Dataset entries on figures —
════════════════════

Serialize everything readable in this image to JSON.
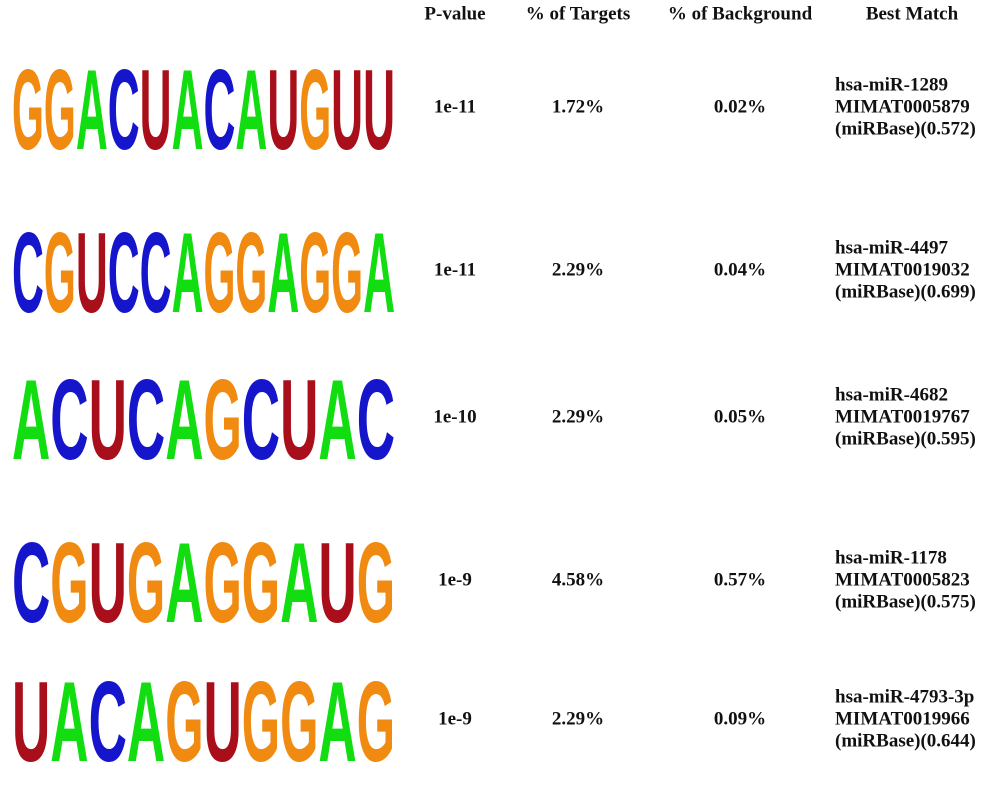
{
  "header": {
    "columns": [
      "P-value",
      "% of Targets",
      "% of Background",
      "Best Match"
    ]
  },
  "rows": [
    {
      "motif": [
        "G",
        "G",
        "A",
        "C",
        "U",
        "A",
        "C",
        "A",
        "U",
        "G",
        "U",
        "U"
      ],
      "p_value": "1e-11",
      "targets": "1.72%",
      "background": "0.02%",
      "best_match": [
        "hsa-miR-1289",
        "MIMAT0005879",
        "(miRBase)(0.572)"
      ]
    },
    {
      "motif": [
        "C",
        "G",
        "U",
        "C",
        "C",
        "A",
        "G",
        "G",
        "A",
        "G",
        "G",
        "A"
      ],
      "p_value": "1e-11",
      "targets": "2.29%",
      "background": "0.04%",
      "best_match": [
        "hsa-miR-4497",
        "MIMAT0019032",
        "(miRBase)(0.699)"
      ]
    },
    {
      "motif": [
        "A",
        "C",
        "U",
        "C",
        "A",
        "G",
        "C",
        "U",
        "A",
        "C"
      ],
      "p_value": "1e-10",
      "targets": "2.29%",
      "background": "0.05%",
      "best_match": [
        "hsa-miR-4682",
        "MIMAT0019767",
        "(miRBase)(0.595)"
      ]
    },
    {
      "motif": [
        "C",
        "G",
        "U",
        "G",
        "A",
        "G",
        "G",
        "A",
        "U",
        "G"
      ],
      "p_value": "1e-9",
      "targets": "4.58%",
      "background": "0.57%",
      "best_match": [
        "hsa-miR-1178",
        "MIMAT0005823",
        "(miRBase)(0.575)"
      ]
    },
    {
      "motif": [
        "U",
        "A",
        "C",
        "A",
        "G",
        "U",
        "G",
        "G",
        "A",
        "G"
      ],
      "p_value": "1e-9",
      "targets": "2.29%",
      "background": "0.09%",
      "best_match": [
        "hsa-miR-4793-3p",
        "MIMAT0019966",
        "(miRBase)(0.644)"
      ]
    }
  ]
}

════════════════════

Filter the data for the string "miRBase" and copy every line that has it.

Final result —
        "(miRBase)(0.572)"
        "(miRBase)(0.699)"
        "(miRBase)(0.595)"
        "(miRBase)(0.575)"
        "(miRBase)(0.644)"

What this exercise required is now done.